**INSTRUCTIONS TO FOLLOW:** From the line containing "Transcribe the text in this document." down to the last line of the material, return those lines verbatim and only those.

**THE INPUT:**
────────────────────

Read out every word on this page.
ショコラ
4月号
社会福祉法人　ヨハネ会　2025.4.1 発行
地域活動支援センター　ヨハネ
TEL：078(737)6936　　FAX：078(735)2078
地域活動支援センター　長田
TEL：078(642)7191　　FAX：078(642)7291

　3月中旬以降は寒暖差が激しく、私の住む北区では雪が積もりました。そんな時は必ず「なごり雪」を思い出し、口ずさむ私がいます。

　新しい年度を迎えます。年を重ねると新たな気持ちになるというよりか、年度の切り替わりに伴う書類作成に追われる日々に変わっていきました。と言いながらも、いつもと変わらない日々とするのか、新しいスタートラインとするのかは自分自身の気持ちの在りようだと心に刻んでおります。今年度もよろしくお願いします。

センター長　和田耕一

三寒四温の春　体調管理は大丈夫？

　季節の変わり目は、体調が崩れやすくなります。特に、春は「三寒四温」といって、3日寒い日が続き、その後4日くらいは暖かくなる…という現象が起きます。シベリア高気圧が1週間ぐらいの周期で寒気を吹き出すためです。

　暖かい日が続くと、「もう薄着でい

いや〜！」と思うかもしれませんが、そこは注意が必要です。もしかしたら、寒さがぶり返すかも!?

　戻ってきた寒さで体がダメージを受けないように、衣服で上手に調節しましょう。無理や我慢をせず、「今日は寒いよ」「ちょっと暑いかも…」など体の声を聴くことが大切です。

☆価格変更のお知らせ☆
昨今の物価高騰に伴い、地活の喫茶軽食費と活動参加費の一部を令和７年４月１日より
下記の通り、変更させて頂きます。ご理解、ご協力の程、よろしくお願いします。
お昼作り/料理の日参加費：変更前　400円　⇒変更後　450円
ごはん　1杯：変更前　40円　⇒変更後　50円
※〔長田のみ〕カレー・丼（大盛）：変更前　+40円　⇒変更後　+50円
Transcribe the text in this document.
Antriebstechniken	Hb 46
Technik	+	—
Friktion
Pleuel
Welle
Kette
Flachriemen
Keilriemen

────────────────────

**ANSWER TO THE TASK:**
Transcribe the text in this document.
Antriebstechniken	Hb 46
Technik	+	—
Friktion
Pleuel
Welle
Kette
Flachriemen
Keilriemen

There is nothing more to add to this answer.